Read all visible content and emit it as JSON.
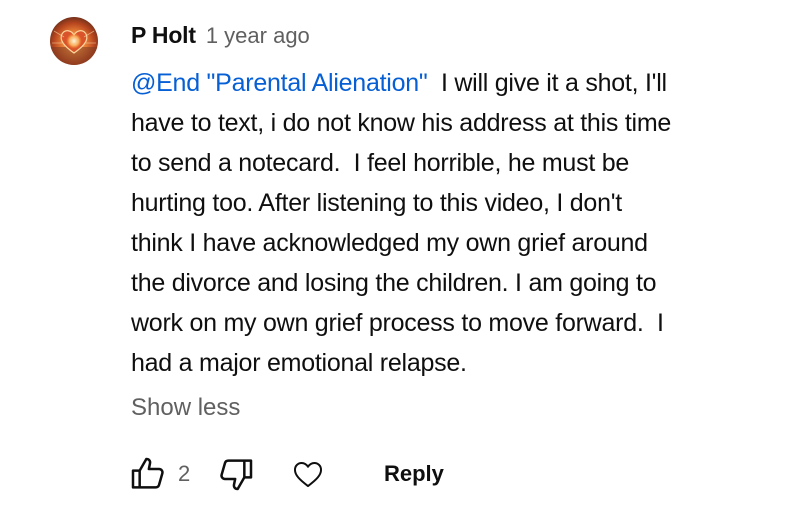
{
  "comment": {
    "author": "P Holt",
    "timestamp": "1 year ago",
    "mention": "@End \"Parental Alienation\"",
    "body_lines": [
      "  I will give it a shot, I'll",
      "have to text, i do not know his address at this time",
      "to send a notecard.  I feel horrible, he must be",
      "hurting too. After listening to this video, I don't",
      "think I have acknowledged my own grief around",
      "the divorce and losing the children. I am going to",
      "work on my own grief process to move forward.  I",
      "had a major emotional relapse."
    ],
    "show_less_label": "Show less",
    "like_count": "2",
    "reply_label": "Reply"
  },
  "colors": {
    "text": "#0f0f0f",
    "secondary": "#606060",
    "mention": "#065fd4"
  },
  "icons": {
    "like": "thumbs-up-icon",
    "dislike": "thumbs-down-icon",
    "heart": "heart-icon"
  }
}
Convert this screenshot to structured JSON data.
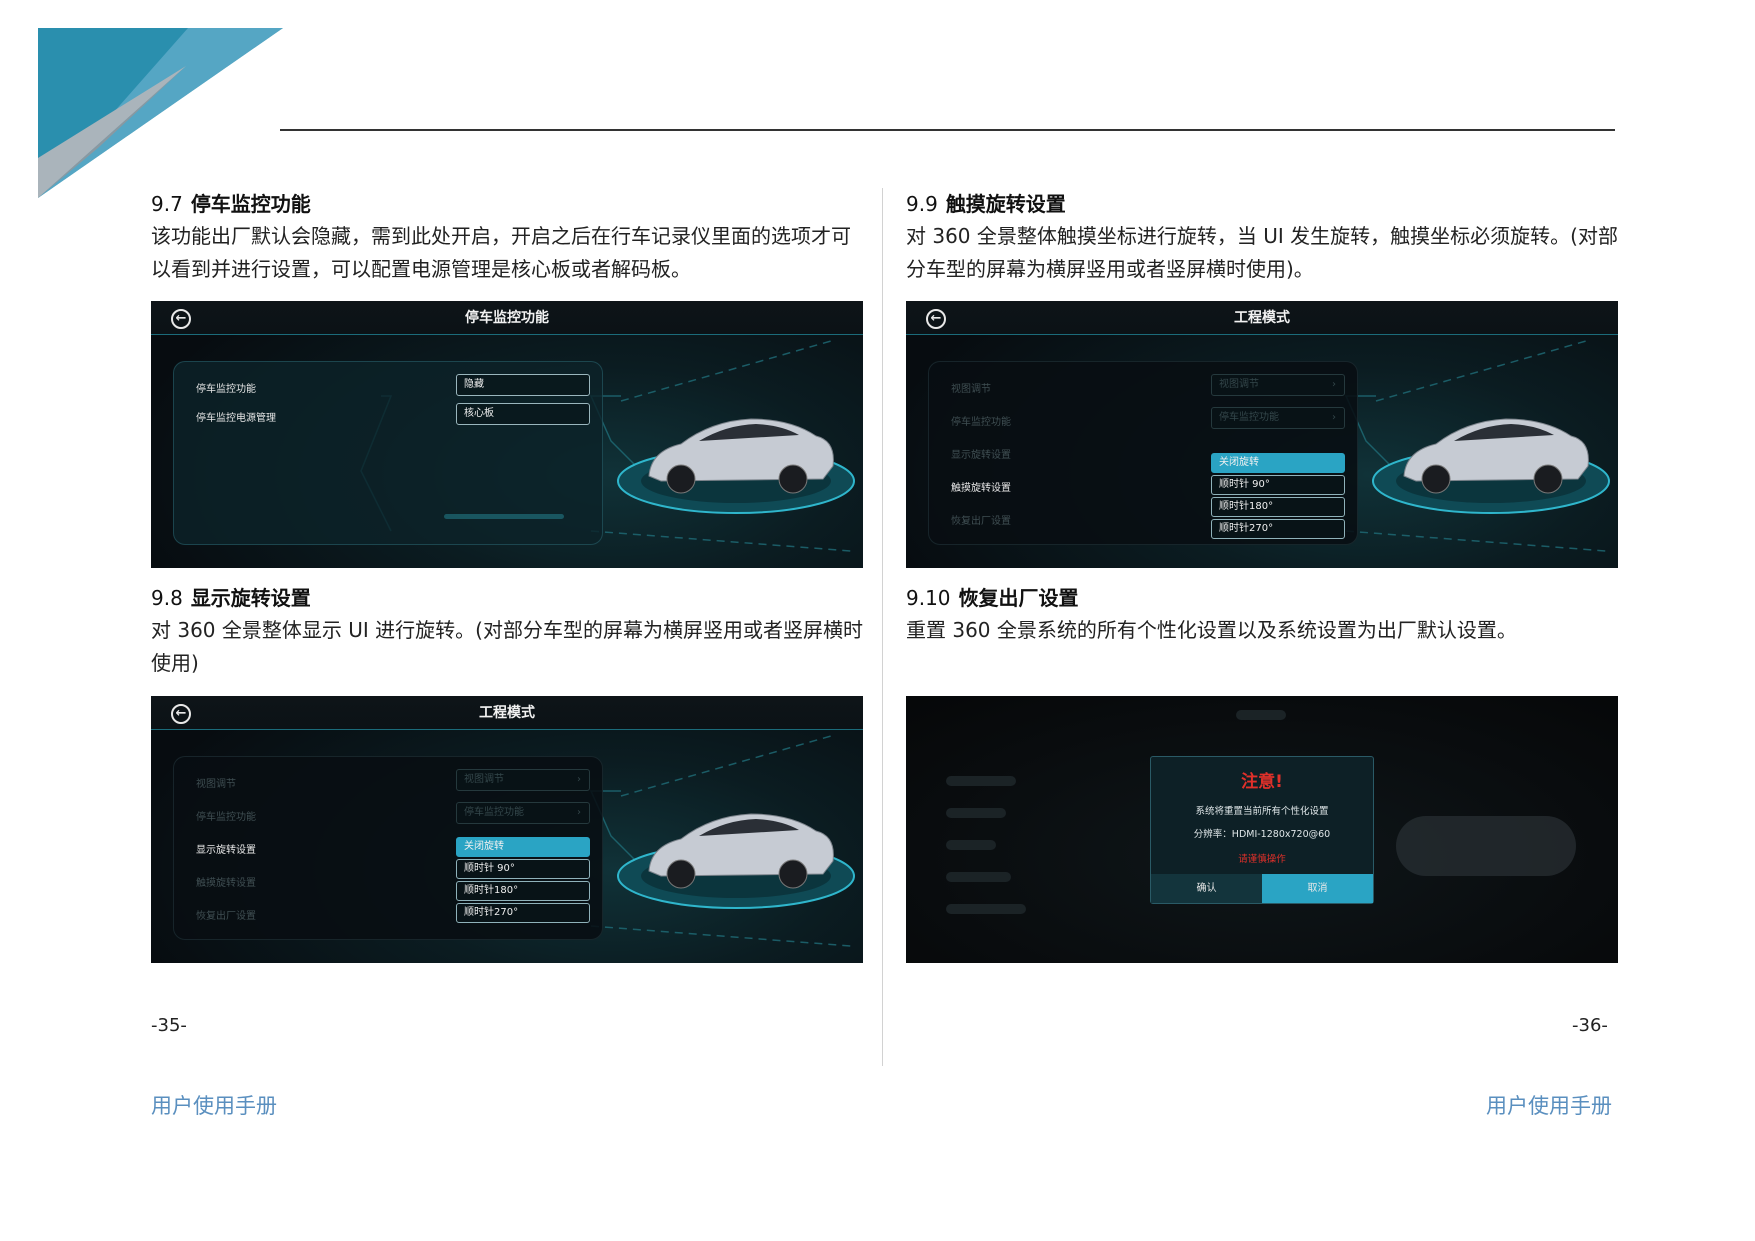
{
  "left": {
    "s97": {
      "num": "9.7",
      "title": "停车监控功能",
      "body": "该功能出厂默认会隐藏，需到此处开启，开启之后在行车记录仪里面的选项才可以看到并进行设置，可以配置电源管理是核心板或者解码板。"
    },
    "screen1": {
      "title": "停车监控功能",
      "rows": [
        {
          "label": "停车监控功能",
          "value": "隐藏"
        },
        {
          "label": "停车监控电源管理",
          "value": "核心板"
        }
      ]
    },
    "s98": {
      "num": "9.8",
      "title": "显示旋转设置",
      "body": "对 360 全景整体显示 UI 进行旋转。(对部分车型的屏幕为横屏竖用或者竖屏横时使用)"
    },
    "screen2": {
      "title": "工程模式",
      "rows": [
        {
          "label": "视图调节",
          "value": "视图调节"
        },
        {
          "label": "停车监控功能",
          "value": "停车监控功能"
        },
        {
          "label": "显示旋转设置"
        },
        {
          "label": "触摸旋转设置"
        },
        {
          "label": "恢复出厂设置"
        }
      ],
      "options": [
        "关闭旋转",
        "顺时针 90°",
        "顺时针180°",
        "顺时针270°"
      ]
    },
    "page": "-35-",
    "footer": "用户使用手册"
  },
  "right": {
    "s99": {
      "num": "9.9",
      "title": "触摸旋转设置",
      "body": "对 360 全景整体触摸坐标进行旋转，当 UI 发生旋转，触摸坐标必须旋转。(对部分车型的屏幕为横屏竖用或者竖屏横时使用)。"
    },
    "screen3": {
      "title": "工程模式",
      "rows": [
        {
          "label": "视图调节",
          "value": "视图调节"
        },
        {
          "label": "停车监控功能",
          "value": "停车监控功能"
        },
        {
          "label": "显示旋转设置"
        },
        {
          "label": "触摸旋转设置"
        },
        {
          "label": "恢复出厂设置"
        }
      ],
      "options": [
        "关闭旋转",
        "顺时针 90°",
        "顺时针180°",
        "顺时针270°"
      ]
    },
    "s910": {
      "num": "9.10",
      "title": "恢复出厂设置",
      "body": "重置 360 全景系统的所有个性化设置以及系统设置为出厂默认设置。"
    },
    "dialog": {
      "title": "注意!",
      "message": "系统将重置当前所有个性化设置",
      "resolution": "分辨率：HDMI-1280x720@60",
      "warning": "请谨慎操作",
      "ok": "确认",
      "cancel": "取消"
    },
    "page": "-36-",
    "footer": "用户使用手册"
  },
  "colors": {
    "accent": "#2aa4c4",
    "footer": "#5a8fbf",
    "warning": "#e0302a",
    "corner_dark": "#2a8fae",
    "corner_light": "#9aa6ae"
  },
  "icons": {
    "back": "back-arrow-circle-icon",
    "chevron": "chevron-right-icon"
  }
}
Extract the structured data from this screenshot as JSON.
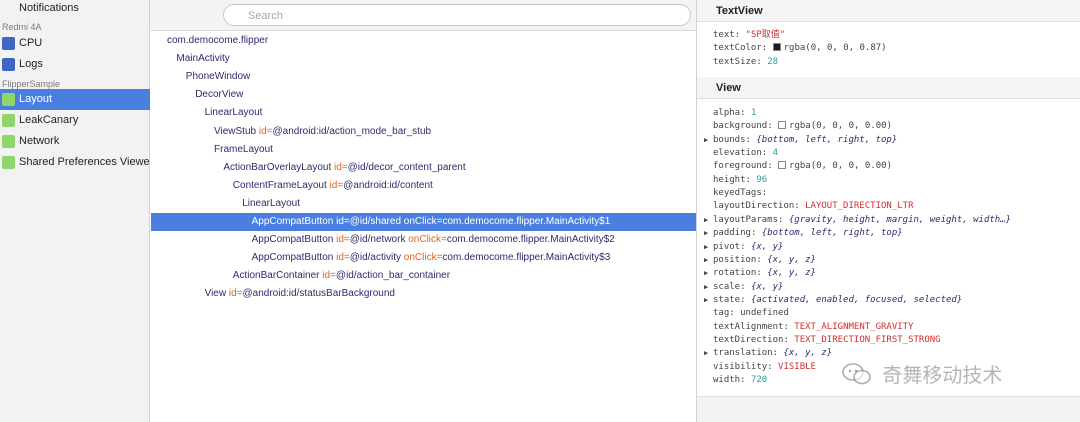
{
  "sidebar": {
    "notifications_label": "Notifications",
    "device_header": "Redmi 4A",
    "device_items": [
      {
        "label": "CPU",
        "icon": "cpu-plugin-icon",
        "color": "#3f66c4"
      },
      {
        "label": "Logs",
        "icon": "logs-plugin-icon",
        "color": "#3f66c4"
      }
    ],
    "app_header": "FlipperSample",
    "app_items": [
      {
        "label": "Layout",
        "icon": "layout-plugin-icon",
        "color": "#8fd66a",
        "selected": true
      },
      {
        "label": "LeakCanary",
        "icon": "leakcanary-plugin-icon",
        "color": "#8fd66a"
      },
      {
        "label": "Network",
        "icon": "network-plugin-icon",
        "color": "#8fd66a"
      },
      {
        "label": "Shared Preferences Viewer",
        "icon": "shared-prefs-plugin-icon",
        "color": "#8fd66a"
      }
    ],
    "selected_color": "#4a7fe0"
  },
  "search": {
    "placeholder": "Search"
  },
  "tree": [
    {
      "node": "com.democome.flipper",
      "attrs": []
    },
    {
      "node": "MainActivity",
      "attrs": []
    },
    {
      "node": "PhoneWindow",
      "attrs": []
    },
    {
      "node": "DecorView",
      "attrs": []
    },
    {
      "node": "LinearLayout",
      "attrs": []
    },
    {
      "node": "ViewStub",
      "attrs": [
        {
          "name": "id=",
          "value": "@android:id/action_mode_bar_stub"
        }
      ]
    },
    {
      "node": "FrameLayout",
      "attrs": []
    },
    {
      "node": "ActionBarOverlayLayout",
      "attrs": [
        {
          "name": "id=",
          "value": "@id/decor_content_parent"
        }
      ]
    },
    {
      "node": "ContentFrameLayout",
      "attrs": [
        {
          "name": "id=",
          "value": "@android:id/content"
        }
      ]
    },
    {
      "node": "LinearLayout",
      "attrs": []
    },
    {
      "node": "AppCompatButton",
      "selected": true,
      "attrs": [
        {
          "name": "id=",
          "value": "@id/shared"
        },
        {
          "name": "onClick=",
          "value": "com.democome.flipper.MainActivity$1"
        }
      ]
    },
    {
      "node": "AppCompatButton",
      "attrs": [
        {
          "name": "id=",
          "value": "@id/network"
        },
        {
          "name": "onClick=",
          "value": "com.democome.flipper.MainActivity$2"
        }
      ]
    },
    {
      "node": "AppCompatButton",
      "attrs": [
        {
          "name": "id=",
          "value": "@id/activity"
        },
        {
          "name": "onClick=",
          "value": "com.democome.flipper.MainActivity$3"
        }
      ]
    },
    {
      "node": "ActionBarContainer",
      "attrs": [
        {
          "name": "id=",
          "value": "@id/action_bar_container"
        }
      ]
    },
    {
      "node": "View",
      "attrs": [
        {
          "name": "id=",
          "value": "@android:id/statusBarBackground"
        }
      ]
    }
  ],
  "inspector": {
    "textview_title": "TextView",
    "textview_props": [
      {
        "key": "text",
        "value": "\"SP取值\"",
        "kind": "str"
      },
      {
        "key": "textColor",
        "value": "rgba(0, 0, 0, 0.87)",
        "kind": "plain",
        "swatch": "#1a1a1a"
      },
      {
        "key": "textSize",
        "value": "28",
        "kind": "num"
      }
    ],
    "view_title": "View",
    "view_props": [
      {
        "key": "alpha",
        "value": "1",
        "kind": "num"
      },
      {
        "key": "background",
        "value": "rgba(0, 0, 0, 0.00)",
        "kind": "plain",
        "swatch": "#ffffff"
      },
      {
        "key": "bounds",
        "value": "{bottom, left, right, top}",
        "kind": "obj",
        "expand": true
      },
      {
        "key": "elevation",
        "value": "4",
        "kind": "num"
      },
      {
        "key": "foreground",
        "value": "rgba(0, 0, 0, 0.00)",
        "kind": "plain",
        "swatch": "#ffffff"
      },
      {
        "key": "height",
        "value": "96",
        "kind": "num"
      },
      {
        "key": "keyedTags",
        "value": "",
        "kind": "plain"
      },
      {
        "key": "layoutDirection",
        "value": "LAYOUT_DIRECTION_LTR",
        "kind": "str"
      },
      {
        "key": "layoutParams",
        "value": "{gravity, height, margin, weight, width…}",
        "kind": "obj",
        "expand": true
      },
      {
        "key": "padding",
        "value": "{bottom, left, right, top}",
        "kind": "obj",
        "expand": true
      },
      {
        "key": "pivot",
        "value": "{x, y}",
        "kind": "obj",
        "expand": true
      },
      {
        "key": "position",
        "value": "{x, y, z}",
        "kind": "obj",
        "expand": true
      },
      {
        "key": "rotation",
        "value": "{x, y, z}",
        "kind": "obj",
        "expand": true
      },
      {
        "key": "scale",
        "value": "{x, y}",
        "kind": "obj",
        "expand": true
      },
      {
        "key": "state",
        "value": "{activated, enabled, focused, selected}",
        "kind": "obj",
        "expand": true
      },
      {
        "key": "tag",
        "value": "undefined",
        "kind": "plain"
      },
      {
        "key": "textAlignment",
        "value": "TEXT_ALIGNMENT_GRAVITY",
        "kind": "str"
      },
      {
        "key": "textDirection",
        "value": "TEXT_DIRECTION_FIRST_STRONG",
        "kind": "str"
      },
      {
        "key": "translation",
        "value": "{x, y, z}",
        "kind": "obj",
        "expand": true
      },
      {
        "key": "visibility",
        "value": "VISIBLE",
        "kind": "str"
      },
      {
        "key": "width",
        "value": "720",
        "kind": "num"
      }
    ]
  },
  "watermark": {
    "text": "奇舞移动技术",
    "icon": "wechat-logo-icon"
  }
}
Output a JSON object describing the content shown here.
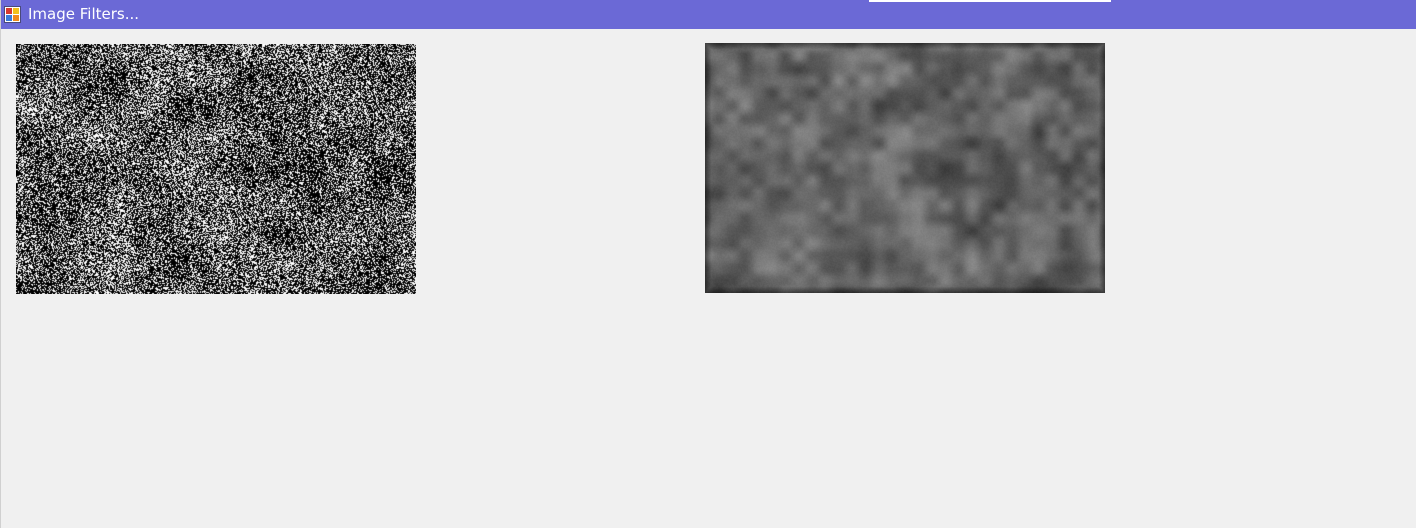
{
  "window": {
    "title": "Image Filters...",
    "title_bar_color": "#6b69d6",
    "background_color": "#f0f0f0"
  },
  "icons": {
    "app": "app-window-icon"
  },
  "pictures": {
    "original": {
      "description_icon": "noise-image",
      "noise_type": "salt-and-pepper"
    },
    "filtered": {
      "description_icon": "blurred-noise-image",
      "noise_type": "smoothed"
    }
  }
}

▸ **The problem**: Write out again, exactly, each line from the one containing "Output a JSON" through the last line of the entries, and omit every picture.

▸ **Task output**:
Output a JSON object describing the content shown here.
{
  "window": {
    "title": "Image Filters...",
    "title_bar_color": "#6b69d6",
    "background_color": "#f0f0f0"
  },
  "icons": {
    "app": "app-window-icon"
  },
  "pictures": {
    "original": {
      "description_icon": "noise-image",
      "noise_type": "salt-and-pepper"
    },
    "filtered": {
      "description_icon": "blurred-noise-image",
      "noise_type": "smoothed"
    }
  }
}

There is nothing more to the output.